WHAT YOU ARE ASKED TO DO => The records below must be retyped exactly.
########
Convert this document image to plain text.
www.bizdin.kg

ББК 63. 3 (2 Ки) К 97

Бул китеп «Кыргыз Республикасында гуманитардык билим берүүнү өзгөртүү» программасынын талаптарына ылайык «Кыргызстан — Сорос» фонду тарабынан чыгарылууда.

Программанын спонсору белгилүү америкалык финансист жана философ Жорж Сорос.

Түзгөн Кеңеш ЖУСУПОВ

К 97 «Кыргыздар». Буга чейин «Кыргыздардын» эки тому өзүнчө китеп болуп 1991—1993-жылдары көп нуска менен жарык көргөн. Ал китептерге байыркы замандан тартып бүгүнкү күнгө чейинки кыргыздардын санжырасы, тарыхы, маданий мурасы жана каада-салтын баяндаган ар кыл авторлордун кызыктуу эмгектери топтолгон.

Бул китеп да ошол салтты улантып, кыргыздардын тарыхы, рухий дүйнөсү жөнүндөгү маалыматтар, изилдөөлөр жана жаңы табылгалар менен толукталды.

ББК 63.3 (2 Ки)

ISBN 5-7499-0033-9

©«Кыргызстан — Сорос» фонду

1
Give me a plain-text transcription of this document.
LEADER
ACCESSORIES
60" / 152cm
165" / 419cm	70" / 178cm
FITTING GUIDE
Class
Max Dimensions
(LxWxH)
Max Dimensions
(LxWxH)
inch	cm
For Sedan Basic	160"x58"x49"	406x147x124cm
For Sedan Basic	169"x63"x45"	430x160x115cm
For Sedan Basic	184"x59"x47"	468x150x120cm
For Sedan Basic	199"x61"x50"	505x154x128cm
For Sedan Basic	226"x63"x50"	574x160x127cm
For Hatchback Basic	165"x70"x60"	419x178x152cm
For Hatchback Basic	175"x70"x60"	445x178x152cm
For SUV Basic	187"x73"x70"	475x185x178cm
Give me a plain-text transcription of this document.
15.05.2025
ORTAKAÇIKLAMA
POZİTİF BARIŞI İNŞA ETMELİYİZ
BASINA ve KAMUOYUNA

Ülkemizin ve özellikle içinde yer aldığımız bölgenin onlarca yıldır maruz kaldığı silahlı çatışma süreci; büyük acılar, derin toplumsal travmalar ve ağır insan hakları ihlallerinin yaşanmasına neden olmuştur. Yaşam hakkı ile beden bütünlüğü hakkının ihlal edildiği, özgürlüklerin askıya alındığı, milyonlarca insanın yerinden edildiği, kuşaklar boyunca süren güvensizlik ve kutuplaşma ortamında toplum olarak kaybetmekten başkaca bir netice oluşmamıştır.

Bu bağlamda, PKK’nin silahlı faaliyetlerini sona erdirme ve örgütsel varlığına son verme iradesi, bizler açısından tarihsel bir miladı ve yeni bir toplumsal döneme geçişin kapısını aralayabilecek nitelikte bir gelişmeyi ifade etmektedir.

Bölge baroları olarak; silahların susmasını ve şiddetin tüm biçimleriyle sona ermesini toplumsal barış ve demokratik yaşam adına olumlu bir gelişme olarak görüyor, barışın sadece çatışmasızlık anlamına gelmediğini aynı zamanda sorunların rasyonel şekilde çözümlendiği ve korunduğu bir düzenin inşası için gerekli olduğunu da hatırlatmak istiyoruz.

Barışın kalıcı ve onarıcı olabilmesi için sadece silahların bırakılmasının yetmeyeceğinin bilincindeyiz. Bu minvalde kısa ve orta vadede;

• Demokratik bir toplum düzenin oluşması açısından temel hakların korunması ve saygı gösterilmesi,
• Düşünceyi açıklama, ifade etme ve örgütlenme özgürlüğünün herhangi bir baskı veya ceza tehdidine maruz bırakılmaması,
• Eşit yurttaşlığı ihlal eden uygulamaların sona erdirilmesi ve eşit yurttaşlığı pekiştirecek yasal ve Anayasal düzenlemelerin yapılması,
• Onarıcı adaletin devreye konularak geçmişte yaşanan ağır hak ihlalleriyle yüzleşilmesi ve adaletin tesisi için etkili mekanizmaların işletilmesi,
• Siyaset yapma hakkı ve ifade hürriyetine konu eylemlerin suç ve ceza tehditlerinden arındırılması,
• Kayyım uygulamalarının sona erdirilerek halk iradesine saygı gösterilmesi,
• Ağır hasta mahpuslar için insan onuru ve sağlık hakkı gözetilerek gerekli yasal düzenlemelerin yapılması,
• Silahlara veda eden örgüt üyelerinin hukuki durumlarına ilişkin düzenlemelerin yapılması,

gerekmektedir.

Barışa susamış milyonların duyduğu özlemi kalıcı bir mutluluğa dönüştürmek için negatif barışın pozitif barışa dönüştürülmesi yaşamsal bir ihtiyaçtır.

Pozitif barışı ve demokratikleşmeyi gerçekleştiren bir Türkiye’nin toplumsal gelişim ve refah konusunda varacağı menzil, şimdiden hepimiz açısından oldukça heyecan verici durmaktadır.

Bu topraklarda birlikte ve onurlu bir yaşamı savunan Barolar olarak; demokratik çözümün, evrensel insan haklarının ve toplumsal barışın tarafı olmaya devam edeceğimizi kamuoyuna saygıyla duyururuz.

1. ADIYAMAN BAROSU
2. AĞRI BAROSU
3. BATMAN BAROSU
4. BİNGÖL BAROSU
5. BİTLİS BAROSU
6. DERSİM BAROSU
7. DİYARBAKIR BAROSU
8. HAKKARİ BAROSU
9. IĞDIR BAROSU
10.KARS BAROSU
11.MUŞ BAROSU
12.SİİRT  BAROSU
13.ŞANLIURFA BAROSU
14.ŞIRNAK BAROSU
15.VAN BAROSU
########
EXPECTED OUTPUT =>
Convert this document image to plain text.
www.bizdin.kg

ББК 63. 3 (2 Ки) К 97

Бул китеп «Кыргыз Республикасында гуманитардык билим берүүнү өзгөртүү» программасынын талаптарына ылайык «Кыргызстан — Сорос» фонду тарабынан чыгарылууда.

Программанын спонсору белгилүү америкалык финансист жана философ Жорж Сорос.

Түзгөн Кеңеш ЖУСУПОВ

К 97 «Кыргыздар». Буга чейин «Кыргыздардын» эки тому өзүнчө китеп болуп 1991—1993-жылдары көп нуска менен жарык көргөн. Ал китептерге байыркы замандан тартып бүгүнкү күнгө чейинки кыргыздардын санжырасы, тарыхы, маданий мурасы жана каада-салтын баяндаган ар кыл авторлордун кызыктуу эмгектери топтолгон.

Бул китеп да ошол салтты улантып, кыргыздардын тарыхы, рухий дүйнөсү жөнүндөгү маалыматтар, изилдөөлөр жана жаңы табылгалар менен толукталды.

ББК 63.3 (2 Ки)

ISBN 5-7499-0033-9

©«Кыргызстан — Сорос» фонду

1
Give me a plain-text transcription of this document.
LEADER
ACCESSORIES
60" / 152cm
165" / 419cm	70" / 178cm
FITTING GUIDE
Class
Max Dimensions
(LxWxH)
Max Dimensions
(LxWxH)
inch	cm
For Sedan Basic	160"x58"x49"	406x147x124cm
For Sedan Basic	169"x63"x45"	430x160x115cm
For Sedan Basic	184"x59"x47"	468x150x120cm
For Sedan Basic	199"x61"x50"	505x154x128cm
For Sedan Basic	226"x63"x50"	574x160x127cm
For Hatchback Basic	165"x70"x60"	419x178x152cm
For Hatchback Basic	175"x70"x60"	445x178x152cm
For SUV Basic	187"x73"x70"	475x185x178cm
Give me a plain-text transcription of this document.
15.05.2025
ORTAKAÇIKLAMA
POZİTİF BARIŞI İNŞA ETMELİYİZ
BASINA ve KAMUOYUNA

Ülkemizin ve özellikle içinde yer aldığımız bölgenin onlarca yıldır maruz kaldığı silahlı çatışma süreci; büyük acılar, derin toplumsal travmalar ve ağır insan hakları ihlallerinin yaşanmasına neden olmuştur. Yaşam hakkı ile beden bütünlüğü hakkının ihlal edildiği, özgürlüklerin askıya alındığı, milyonlarca insanın yerinden edildiği, kuşaklar boyunca süren güvensizlik ve kutuplaşma ortamında toplum olarak kaybetmekten başkaca bir netice oluşmamıştır.

Bu bağlamda, PKK’nin silahlı faaliyetlerini sona erdirme ve örgütsel varlığına son verme iradesi, bizler açısından tarihsel bir miladı ve yeni bir toplumsal döneme geçişin kapısını aralayabilecek nitelikte bir gelişmeyi ifade etmektedir.

Bölge baroları olarak; silahların susmasını ve şiddetin tüm biçimleriyle sona ermesini toplumsal barış ve demokratik yaşam adına olumlu bir gelişme olarak görüyor, barışın sadece çatışmasızlık anlamına gelmediğini aynı zamanda sorunların rasyonel şekilde çözümlendiği ve korunduğu bir düzenin inşası için gerekli olduğunu da hatırlatmak istiyoruz.

Barışın kalıcı ve onarıcı olabilmesi için sadece silahların bırakılmasının yetmeyeceğinin bilincindeyiz. Bu minvalde kısa ve orta vadede;

• Demokratik bir toplum düzenin oluşması açısından temel hakların korunması ve saygı gösterilmesi,
• Düşünceyi açıklama, ifade etme ve örgütlenme özgürlüğünün herhangi bir baskı veya ceza tehdidine maruz bırakılmaması,
• Eşit yurttaşlığı ihlal eden uygulamaların sona erdirilmesi ve eşit yurttaşlığı pekiştirecek yasal ve Anayasal düzenlemelerin yapılması,
• Onarıcı adaletin devreye konularak geçmişte yaşanan ağır hak ihlalleriyle yüzleşilmesi ve adaletin tesisi için etkili mekanizmaların işletilmesi,
• Siyaset yapma hakkı ve ifade hürriyetine konu eylemlerin suç ve ceza tehditlerinden arındırılması,
• Kayyım uygulamalarının sona erdirilerek halk iradesine saygı gösterilmesi,
• Ağır hasta mahpuslar için insan onuru ve sağlık hakkı gözetilerek gerekli yasal düzenlemelerin yapılması,
• Silahlara veda eden örgüt üyelerinin hukuki durumlarına ilişkin düzenlemelerin yapılması,

gerekmektedir.

Barışa susamış milyonların duyduğu özlemi kalıcı bir mutluluğa dönüştürmek için negatif barışın pozitif barışa dönüştürülmesi yaşamsal bir ihtiyaçtır.

Pozitif barışı ve demokratikleşmeyi gerçekleştiren bir Türkiye’nin toplumsal gelişim ve refah konusunda varacağı menzil, şimdiden hepimiz açısından oldukça heyecan verici durmaktadır.

Bu topraklarda birlikte ve onurlu bir yaşamı savunan Barolar olarak; demokratik çözümün, evrensel insan haklarının ve toplumsal barışın tarafı olmaya devam edeceğimizi kamuoyuna saygıyla duyururuz.

1. ADIYAMAN BAROSU
2. AĞRI BAROSU
3. BATMAN BAROSU
4. BİNGÖL BAROSU
5. BİTLİS BAROSU
6. DERSİM BAROSU
7. DİYARBAKIR BAROSU
8. HAKKARİ BAROSU
9. IĞDIR BAROSU
10.KARS BAROSU
11.MUŞ BAROSU
12.SİİRT  BAROSU
13.ŞANLIURFA BAROSU
14.ŞIRNAK BAROSU
15.VAN BAROSU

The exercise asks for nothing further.